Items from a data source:
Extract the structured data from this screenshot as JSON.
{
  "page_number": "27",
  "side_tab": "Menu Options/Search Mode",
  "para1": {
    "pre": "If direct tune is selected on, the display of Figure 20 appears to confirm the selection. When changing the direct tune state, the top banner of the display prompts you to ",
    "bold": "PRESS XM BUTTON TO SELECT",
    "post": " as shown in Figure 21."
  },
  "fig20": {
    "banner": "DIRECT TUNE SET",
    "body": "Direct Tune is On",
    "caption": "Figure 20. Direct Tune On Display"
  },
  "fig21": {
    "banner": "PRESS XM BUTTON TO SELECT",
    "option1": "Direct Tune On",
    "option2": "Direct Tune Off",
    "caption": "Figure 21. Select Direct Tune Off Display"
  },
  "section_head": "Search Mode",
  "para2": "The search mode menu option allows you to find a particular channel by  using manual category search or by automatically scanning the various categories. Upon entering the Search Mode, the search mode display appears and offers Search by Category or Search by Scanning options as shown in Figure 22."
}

## Exercise instructions
Each line of the material should be echoed exactly.

## Problem solution
Extract the structured data from this screenshot as JSON.
{
  "page_number": "27",
  "side_tab": "Menu Options/Search Mode",
  "para1": {
    "pre": "If direct tune is selected on, the display of Figure 20 appears to confirm the selection. When changing the direct tune state, the top banner of the display prompts you to ",
    "bold": "PRESS XM BUTTON TO SELECT",
    "post": " as shown in Figure 21."
  },
  "fig20": {
    "banner": "DIRECT TUNE SET",
    "body": "Direct Tune is On",
    "caption": "Figure 20. Direct Tune On Display"
  },
  "fig21": {
    "banner": "PRESS XM BUTTON TO SELECT",
    "option1": "Direct Tune On",
    "option2": "Direct Tune Off",
    "caption": "Figure 21. Select Direct Tune Off Display"
  },
  "section_head": "Search Mode",
  "para2": "The search mode menu option allows you to find a particular channel by  using manual category search or by automatically scanning the various categories. Upon entering the Search Mode, the search mode display appears and offers Search by Category or Search by Scanning options as shown in Figure 22."
}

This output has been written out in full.